- _Exercise prompt_:
Can you pull out each line of the data below that includes the word "your"?

-------------------------

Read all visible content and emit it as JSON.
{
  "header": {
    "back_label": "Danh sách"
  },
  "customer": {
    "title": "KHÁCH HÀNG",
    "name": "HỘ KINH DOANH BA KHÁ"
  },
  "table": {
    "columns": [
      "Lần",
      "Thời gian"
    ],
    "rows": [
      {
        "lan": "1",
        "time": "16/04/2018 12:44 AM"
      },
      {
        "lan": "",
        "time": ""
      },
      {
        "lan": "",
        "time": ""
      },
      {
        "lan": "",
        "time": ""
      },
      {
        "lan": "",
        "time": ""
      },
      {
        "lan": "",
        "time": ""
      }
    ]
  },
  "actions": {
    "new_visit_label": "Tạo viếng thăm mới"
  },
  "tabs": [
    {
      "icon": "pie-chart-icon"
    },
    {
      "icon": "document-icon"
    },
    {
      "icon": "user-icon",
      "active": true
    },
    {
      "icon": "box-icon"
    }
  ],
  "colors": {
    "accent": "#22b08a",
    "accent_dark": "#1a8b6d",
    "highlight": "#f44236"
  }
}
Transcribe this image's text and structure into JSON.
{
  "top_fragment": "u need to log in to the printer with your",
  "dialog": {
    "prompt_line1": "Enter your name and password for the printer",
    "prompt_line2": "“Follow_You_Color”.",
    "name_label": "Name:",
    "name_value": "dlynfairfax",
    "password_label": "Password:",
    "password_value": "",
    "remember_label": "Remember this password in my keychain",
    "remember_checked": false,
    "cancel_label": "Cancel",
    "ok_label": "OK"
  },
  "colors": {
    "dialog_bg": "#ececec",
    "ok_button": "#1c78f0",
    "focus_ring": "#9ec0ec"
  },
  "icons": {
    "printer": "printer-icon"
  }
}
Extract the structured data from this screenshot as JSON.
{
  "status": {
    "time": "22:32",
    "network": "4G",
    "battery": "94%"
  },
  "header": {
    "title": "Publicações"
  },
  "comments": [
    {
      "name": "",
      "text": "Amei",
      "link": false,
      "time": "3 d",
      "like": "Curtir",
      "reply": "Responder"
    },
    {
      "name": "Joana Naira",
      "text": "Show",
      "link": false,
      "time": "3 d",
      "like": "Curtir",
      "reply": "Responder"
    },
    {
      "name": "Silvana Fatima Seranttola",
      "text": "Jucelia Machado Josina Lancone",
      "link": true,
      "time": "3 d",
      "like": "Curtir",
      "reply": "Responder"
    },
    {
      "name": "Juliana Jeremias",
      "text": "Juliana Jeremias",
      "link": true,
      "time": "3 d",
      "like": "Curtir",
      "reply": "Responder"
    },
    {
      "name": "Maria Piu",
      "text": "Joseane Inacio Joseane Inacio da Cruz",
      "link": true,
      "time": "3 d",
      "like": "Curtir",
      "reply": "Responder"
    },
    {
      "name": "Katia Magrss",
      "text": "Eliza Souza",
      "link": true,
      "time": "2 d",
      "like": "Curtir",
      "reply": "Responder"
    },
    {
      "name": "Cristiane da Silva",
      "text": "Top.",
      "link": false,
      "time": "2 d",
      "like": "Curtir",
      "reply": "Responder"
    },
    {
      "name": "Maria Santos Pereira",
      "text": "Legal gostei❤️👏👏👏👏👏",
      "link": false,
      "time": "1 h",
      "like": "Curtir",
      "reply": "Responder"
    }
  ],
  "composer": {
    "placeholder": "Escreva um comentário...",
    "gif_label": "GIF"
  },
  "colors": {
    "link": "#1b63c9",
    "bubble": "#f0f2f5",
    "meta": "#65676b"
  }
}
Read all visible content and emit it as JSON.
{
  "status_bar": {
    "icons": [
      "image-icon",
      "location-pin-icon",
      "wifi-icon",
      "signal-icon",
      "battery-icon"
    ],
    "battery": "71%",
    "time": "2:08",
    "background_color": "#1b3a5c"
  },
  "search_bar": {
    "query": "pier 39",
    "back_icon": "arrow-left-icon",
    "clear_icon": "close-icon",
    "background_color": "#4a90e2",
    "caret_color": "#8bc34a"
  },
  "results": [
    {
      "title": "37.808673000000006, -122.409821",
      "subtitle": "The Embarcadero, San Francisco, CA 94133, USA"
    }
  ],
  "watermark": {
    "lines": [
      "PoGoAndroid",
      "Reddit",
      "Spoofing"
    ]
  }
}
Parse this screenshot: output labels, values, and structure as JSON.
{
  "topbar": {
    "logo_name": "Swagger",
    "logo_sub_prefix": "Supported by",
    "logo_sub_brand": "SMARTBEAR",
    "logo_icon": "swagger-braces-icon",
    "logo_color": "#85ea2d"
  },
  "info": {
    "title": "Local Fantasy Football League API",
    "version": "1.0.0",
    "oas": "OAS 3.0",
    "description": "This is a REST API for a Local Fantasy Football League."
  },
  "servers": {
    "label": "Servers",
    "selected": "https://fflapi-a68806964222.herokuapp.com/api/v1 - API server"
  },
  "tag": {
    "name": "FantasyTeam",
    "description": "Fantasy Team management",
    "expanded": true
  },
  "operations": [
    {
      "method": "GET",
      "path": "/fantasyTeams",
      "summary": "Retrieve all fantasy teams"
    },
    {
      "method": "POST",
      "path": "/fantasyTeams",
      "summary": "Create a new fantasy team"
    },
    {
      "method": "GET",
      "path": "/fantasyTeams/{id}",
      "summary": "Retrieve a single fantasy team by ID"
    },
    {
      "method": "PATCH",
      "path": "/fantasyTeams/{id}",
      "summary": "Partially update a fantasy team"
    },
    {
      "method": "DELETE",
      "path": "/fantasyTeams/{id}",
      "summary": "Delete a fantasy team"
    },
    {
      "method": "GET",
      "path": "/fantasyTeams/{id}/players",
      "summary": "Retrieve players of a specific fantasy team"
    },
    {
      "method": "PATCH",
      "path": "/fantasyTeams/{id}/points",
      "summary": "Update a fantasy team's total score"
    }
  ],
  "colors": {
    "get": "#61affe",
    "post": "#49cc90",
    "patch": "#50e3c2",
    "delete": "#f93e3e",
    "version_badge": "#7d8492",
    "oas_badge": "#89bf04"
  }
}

-------------------------

- _Finished exercise_:
  "top_fragment": "u need to log in to the printer with your",
    "prompt_line1": "Enter your name and password for the printer",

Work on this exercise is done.